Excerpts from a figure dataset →

----------

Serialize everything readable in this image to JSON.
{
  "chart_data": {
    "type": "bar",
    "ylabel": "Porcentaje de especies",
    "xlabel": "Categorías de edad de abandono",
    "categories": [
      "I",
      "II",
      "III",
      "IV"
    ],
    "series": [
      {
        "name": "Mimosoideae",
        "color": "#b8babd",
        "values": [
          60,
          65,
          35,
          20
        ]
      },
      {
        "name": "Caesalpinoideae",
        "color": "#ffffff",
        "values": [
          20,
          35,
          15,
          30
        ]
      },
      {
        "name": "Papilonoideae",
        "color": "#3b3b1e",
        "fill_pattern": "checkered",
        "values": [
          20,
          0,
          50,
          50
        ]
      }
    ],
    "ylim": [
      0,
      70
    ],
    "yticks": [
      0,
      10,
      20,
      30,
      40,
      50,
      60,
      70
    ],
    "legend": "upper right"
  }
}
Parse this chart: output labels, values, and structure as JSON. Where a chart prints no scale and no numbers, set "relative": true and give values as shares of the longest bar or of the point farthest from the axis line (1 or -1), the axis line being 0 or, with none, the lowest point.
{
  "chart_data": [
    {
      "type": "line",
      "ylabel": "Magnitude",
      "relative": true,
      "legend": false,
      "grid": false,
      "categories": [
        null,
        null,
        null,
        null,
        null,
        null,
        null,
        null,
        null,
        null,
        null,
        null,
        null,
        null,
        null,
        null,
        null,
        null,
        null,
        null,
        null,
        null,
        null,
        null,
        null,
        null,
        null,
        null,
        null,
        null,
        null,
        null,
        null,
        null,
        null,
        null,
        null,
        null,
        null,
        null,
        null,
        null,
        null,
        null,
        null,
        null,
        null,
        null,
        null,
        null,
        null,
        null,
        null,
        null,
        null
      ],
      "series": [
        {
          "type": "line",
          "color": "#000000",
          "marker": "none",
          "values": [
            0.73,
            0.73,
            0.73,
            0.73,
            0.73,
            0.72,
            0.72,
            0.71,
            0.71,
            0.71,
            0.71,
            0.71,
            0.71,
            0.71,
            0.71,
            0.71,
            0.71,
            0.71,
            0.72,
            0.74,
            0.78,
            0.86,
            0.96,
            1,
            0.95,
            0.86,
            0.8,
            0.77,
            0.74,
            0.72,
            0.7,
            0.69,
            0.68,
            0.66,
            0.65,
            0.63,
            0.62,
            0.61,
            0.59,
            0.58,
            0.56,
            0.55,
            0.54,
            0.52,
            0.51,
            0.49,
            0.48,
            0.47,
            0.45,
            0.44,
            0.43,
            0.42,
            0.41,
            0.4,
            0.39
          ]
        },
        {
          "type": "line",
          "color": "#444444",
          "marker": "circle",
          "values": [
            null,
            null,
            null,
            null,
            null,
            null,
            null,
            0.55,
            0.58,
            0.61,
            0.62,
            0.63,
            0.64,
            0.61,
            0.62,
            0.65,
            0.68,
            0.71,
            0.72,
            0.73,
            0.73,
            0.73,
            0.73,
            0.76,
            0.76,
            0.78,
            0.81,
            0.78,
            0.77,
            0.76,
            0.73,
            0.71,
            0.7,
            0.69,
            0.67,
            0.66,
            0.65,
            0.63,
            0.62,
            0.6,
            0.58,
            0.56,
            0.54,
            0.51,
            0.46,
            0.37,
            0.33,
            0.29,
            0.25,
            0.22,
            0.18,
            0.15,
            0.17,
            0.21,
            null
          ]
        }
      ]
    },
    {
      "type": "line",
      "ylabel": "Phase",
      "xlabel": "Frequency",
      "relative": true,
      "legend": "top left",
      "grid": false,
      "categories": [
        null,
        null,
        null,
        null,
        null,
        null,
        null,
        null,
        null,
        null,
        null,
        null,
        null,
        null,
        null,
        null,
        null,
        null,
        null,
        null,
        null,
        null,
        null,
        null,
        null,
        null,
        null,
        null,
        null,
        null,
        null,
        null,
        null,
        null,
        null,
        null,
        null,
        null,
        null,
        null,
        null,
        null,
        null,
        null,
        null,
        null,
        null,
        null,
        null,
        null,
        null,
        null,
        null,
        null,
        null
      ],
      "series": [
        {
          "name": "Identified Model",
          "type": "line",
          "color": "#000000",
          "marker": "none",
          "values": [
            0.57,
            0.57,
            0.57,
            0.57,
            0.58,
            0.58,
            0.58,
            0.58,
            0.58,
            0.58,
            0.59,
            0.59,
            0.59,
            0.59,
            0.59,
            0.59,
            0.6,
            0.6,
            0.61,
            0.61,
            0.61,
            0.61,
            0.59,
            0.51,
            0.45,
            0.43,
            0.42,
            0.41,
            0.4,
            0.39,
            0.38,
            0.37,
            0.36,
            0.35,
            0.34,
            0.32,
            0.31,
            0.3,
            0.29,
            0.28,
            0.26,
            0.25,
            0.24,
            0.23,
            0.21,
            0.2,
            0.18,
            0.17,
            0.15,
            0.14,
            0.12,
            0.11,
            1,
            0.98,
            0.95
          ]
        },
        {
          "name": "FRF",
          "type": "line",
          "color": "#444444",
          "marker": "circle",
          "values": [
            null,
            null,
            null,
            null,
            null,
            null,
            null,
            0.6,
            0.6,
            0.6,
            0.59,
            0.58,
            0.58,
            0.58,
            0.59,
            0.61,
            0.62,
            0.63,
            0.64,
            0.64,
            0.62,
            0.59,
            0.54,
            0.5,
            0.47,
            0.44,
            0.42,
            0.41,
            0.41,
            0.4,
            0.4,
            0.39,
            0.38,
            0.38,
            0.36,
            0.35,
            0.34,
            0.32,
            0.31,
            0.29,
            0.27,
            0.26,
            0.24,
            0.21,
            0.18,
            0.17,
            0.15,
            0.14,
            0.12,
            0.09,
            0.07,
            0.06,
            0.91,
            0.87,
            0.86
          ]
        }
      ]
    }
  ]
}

----------

Aim of the task → Collect the lines of the data that carry the word "legend".

Exercise output →
    "legend": "upper right"
      "legend": false,
      "legend": "top left",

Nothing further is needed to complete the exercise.